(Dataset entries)
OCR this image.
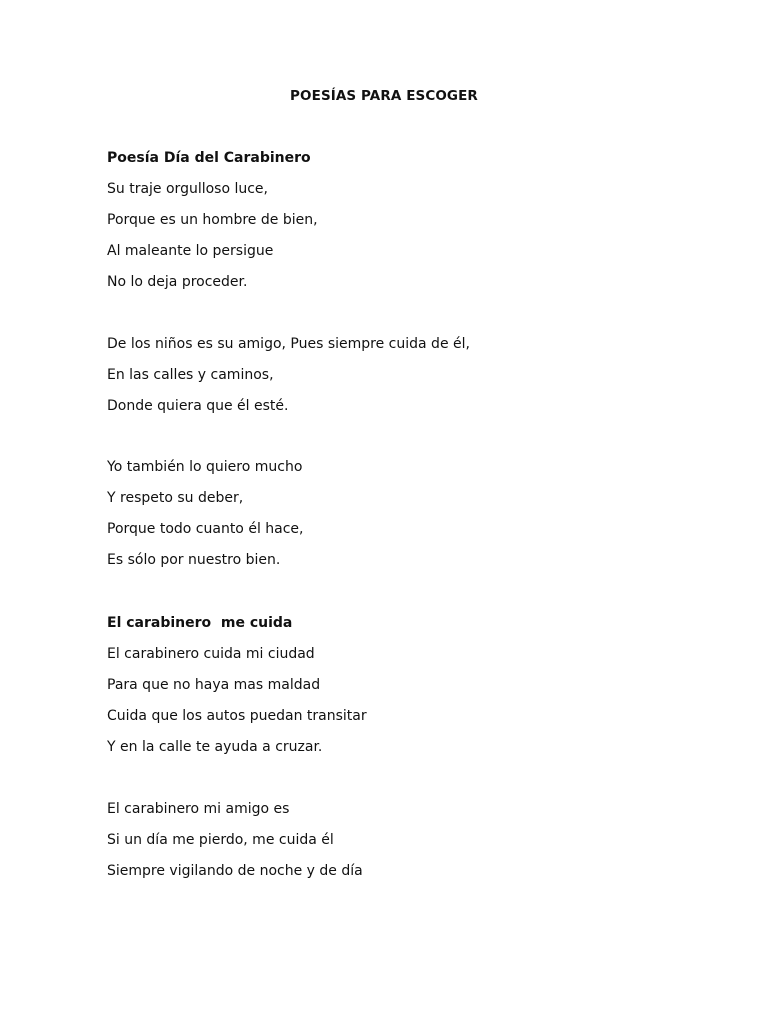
POESÍAS PARA ESCOGER
Poesía Día del Carabinero
Su traje orgulloso luce,
Porque es un hombre de bien,
Al maleante lo persigue
No lo deja proceder.
De los niños es su amigo, Pues siempre cuida de él,
En las calles y caminos,
Donde quiera que él esté.
Yo también lo quiero mucho
Y respeto su deber,
Porque todo cuanto él hace,
Es sólo por nuestro bien.
El carabinero  me cuida
El carabinero cuida mi ciudad
Para que no haya mas maldad
Cuida que los autos puedan transitar
Y en la calle te ayuda a cruzar.
El carabinero mi amigo es
Si un día me pierdo, me cuida él
Siempre vigilando de noche y de día
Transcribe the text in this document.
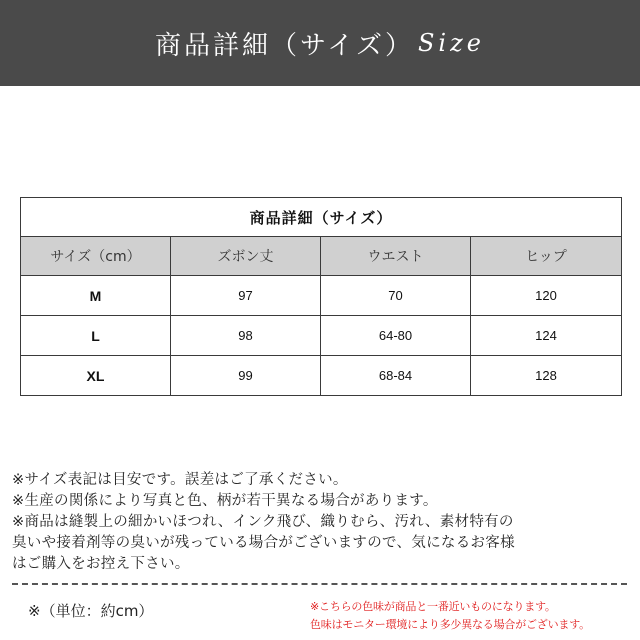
商品詳細（サイズ） Size
商品詳細（サイズ）			
サイズ（cm）	ズボン丈	ウエスト	ヒップ
M	97	70	120
L	98	64-80	124
XL	99	68-84	128

※サイズ表記は目安です。誤差はご了承ください。

※生産の関係により写真と色、柄が若干異なる場合があります。

※商品は縫製上の細かいほつれ、インク飛び、織りむら、汚れ、素材特有の

臭いや接着剤等の臭いが残っている場合がございますので、気になるお客様

はご購入をお控え下さい。

※（単位：約cm）	※こちらの色味が商品と一番近いものになります。

色味はモニター環境により多少異なる場合がございます。
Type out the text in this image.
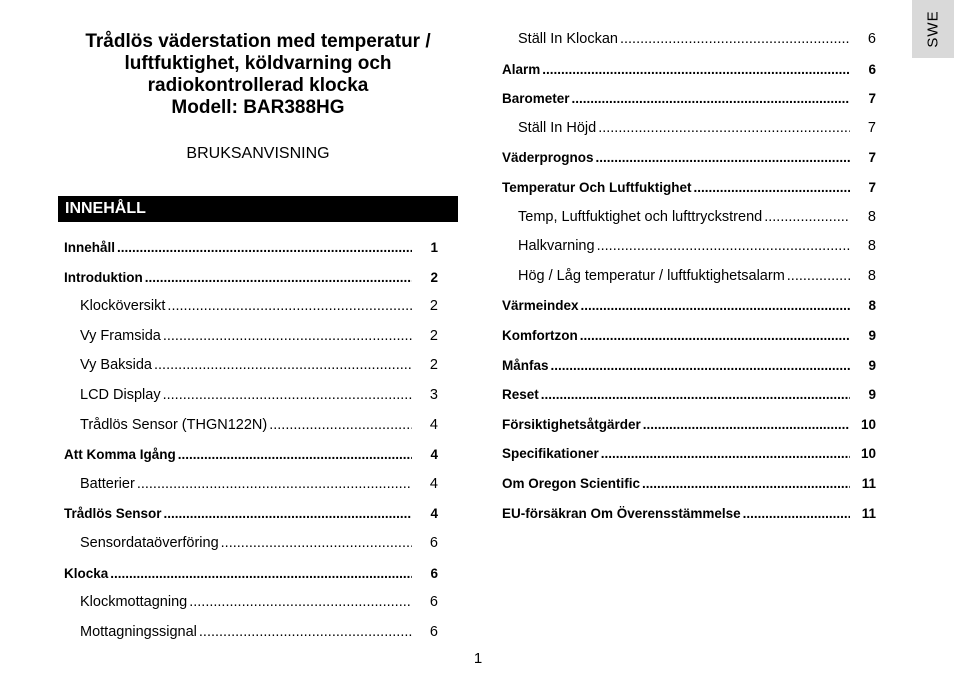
Trådlös väderstation med temperatur /
luftfuktighet, köldvarning och
radiokontrollerad klocka
Modell: BAR388HG
BRUKSANVISNING
INNEHÅLL
Innehåll .....	1
Introduktion .....	2
Klocköversikt .....	2
Vy Framsida .....	2
Vy Baksida .....	2
LCD Display .....	3
Trådlös Sensor (THGN122N) .....	4
Att Komma Igång .....	4
Batterier .....	4
Trådlös Sensor .....	4
Sensordataöverföring .....	6
Klocka .....	6
Klockmottagning .....	6
Mottagningssignal .....	6
Ställ In Klockan .....	6
Alarm .....	6
Barometer .....	7
Ställ In Höjd .....	7
Väderprognos .....	7
Temperatur Och Luftfuktighet .....	7
Temp, Luftfuktighet och lufttryckstrend .....	8
Halkvarning .....	8
Hög / Låg temperatur / luftfuktighetsalarm .....	8
Värmeindex .....	8
Komfortzon .....	9
Månfas .....	9
Reset .....	9
Försiktighetsåtgärder .....	10
Specifikationer .....	10
Om Oregon Scientific .....	11
EU-försäkran Om Överensstämmelse .....	11
SWE
1
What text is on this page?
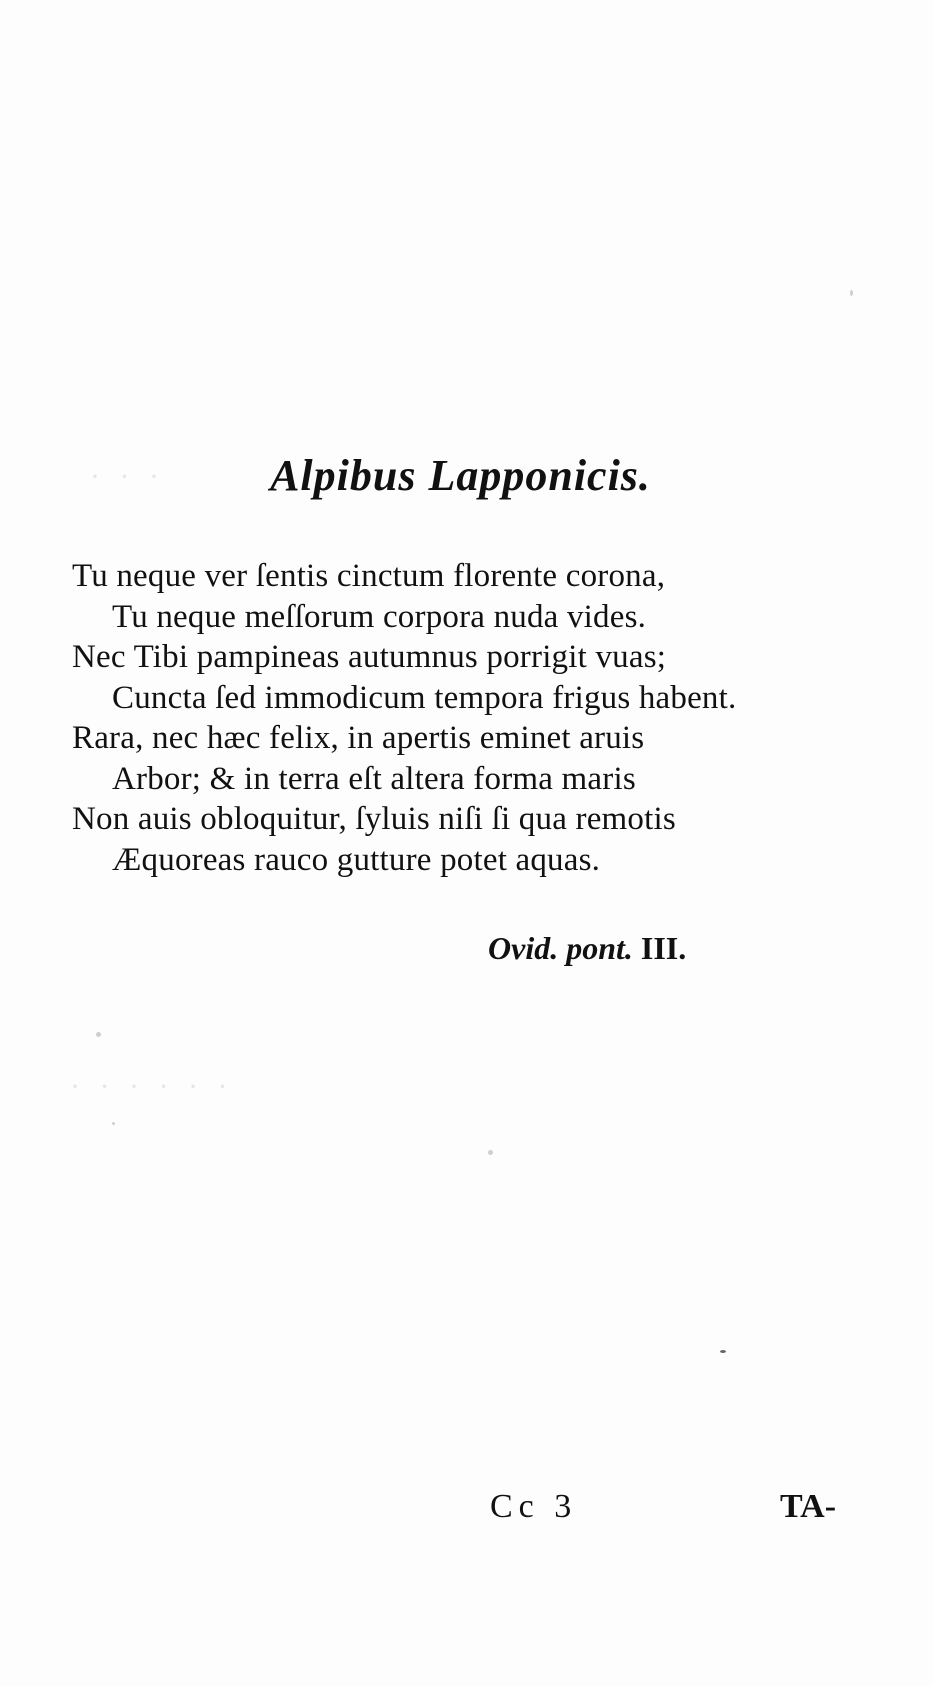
· · ·
· · · · · ·
Alpibus Lapponicis.
Tu neque ver ſentis cinctum florente corona,
Tu neque meſſorum corpora nuda vides.
Nec Tibi pampineas autumnus porrigit vuas;
Cuncta ſed immodicum tempora frigus habent.
Rara, nec hæc felix, in apertis eminet aruis
Arbor; & in terra eſt altera forma maris
Non auis obloquitur, ſyluis niſi ſi qua remotis
Æquoreas rauco gutture potet aquas.
Ovid. pont. III.
Cc 3	TA-
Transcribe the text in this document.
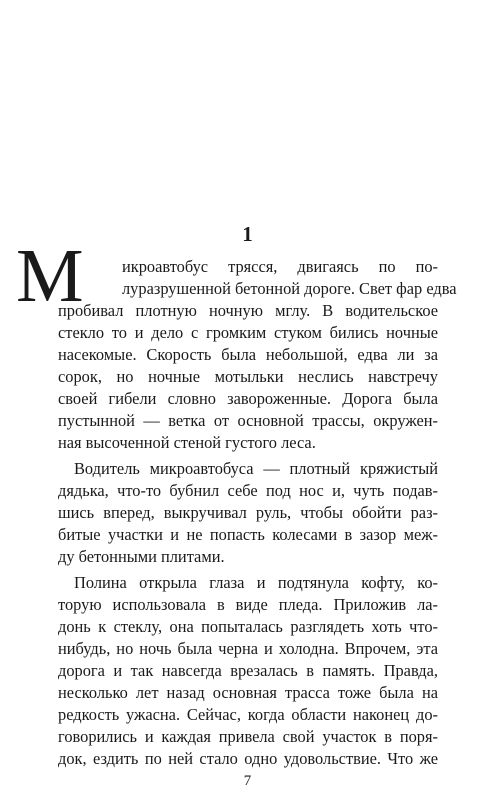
1
М икроавтобус трясся, двигаясь по по-
луразрушенной бетонной дороге. Свет фар едва
пробивал плотную ночную мглу. В водительское
стекло то и дело с громким стуком бились ночные
насекомые. Скорость была небольшой, едва ли за
сорок, но ночные мотыльки неслись навстречу
своей гибели словно завороженные. Дорога была
пустынной — ветка от основной трассы, окружен-
ная высоченной стеной густого леса.
Водитель микроавтобуса — плотный кряжистый
дядька, что-то бубнил себе под нос и, чуть подав-
шись вперед, выкручивал руль, чтобы обойти раз-
битые участки и не попасть колесами в зазор меж-
ду бетонными плитами.
Полина открыла глаза и подтянула кофту, ко-
торую использовала в виде пледа. Приложив ла-
донь к стеклу, она попыталась разглядеть хоть что-
нибудь, но ночь была черна и холодна. Впрочем, эта
дорога и так навсегда врезалась в память. Правда,
несколько лет назад основная трасса тоже была на
редкость ужасна. Сейчас, когда области наконец до-
говорились и каждая привела свой участок в поря-
док, ездить по ней стало одно удовольствие. Что же
7
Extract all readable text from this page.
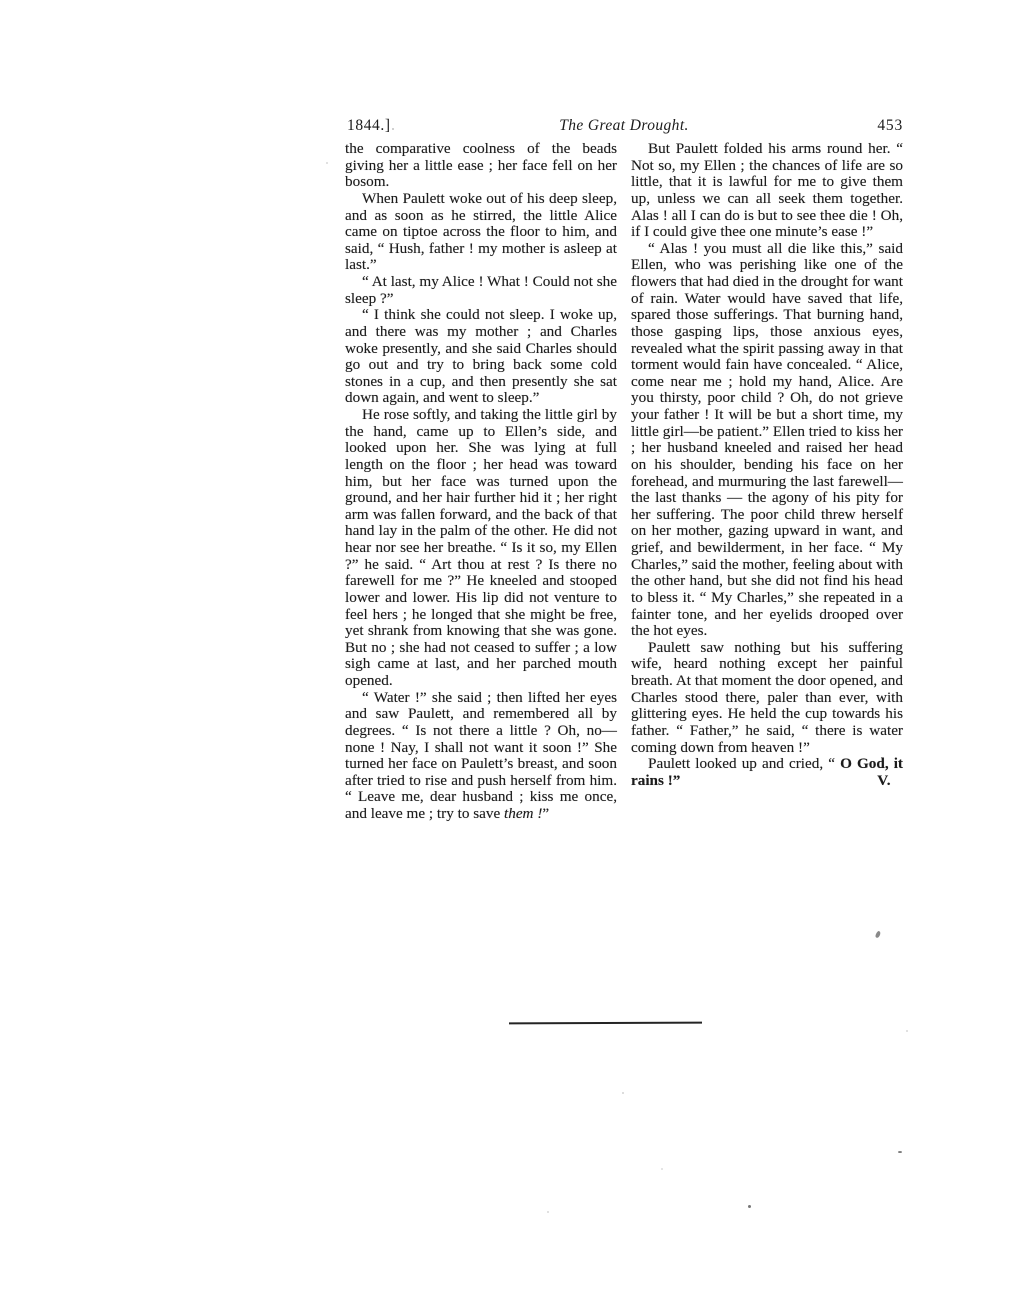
1844.]	The Great Drought.	453

the comparative coolness of the beads giving her a little ease ; her face fell on her bosom.

When Paulett woke out of his deep sleep, and as soon as he stirred, the little Alice came on tiptoe across the floor to him, and said, “ Hush, father ! my mother is asleep at last.”

“ At last, my Alice ! What ! Could not she sleep ?”

“ I think she could not sleep. I woke up, and there was my mother ; and Charles woke presently, and she said Charles should go out and try to bring back some cold stones in a cup, and then presently she sat down again, and went to sleep.”

He rose softly, and taking the little girl by the hand, came up to Ellen’s side, and looked upon her. She was lying at full length on the floor ; her head was toward him, but her face was turned upon the ground, and her hair further hid it ; her right arm was fallen forward, and the back of that hand lay in the palm of the other. He did not hear nor see her breathe. “ Is it so, my Ellen ?” he said. “ Art thou at rest ? Is there no farewell for me ?” He kneeled and stooped lower and lower. His lip did not venture to feel hers ; he longed that she might be free, yet shrank from knowing that she was gone. But no ; she had not ceased to suffer ; a low sigh came at last, and her parched mouth opened.

“ Water !” she said ; then lifted her eyes and saw Paulett, and remembered all by degrees. “ Is not there a little ? Oh, no—none ! Nay, I shall not want it soon !” She turned her face on Paulett’s breast, and soon after tried to rise and push herself from him. “ Leave me, dear husband ; kiss me once, and leave me ; try to save them !”

But Paulett folded his arms round her. “ Not so, my Ellen ; the chances of life are so little, that it is lawful for me to give them up, unless we can all seek them together. Alas ! all I can do is but to see thee die ! Oh, if I could give thee one minute’s ease !”

“ Alas ! you must all die like this,” said Ellen, who was perishing like one of the flowers that had died in the drought for want of rain. Water would have saved that life, spared those sufferings. That burning hand, those gasping lips, those anxious eyes, revealed what the spirit passing away in that torment would fain have concealed. “ Alice, come near me ; hold my hand, Alice. Are you thirsty, poor child ? Oh, do not grieve your father ! It will be but a short time, my little girl—be patient.” Ellen tried to kiss her ; her husband kneeled and raised her head on his shoulder, bending his face on her forehead, and murmuring the last farewell—the last thanks — the agony of his pity for her suffering. The poor child threw herself on her mother, gazing upward in want, and grief, and bewilderment, in her face. “ My Charles,” said the mother, feeling about with the other hand, but she did not find his head to bless it. “ My Charles,” she repeated in a fainter tone, and her eyelids drooped over the hot eyes.

Paulett saw nothing but his suffering wife, heard nothing except her painful breath. At that moment the door opened, and Charles stood there, paler than ever, with glittering eyes. He held the cup towards his father. “ Father,” he said, “ there is water coming down from heaven !”

Paulett looked up and cried, “ O God, it rains !”	V.
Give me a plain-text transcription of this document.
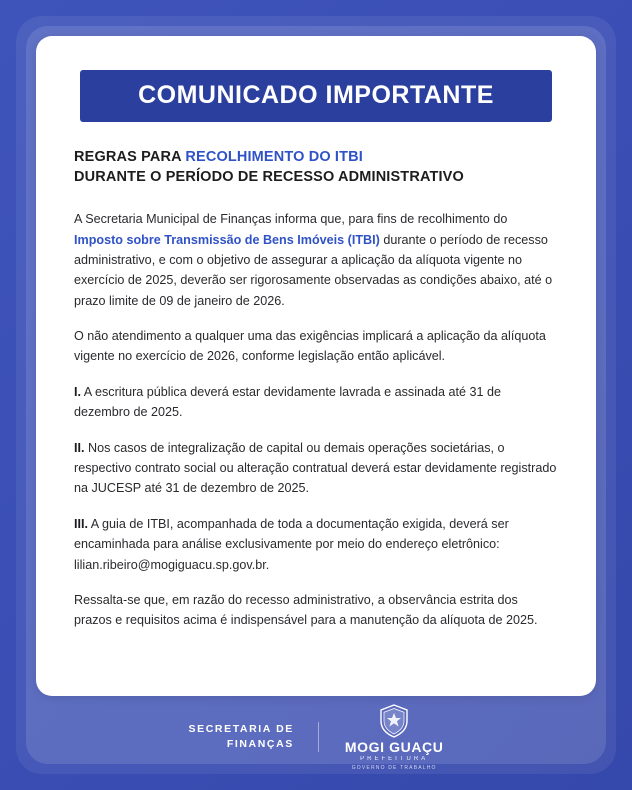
COMUNICADO IMPORTANTE
REGRAS PARA RECOLHIMENTO DO ITBI
DURANTE O PERÍODO DE RECESSO ADMINISTRATIVO

A Secretaria Municipal de Finanças informa que, para fins de recolhimento do Imposto sobre Transmissão de Bens Imóveis (ITBI) durante o período de recesso administrativo, e com o objetivo de assegurar a aplicação da alíquota vigente no exercício de 2025, deverão ser rigorosamente observadas as condições abaixo, até o prazo limite de 09 de janeiro de 2026.

O não atendimento a qualquer uma das exigências implicará a aplicação da alíquota vigente no exercício de 2026, conforme legislação então aplicável.

I. A escritura pública deverá estar devidamente lavrada e assinada até 31 de dezembro de 2025.

II. Nos casos de integralização de capital ou demais operações societárias, o respectivo contrato social ou alteração contratual deverá estar devidamente registrado na JUCESP até 31 de dezembro de 2025.

III. A guia de ITBI, acompanhada de toda a documentação exigida, deverá ser encaminhada para análise exclusivamente por meio do endereço eletrônico: lilian.ribeiro@mogiguacu.sp.gov.br.

Ressalta-se que, em razão do recesso administrativo, a observância estrita dos prazos e requisitos acima é indispensável para a manutenção da alíquota de 2025.

SECRETARIA DE
FINANÇAS	MOGI GUAÇU
PREFEITURA
GOVERNO DE TRABALHO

> THE PROBLEM
Tally the lines in this data that hold the word "Paulett" and state only the count.

> ANSWER IN FULL
5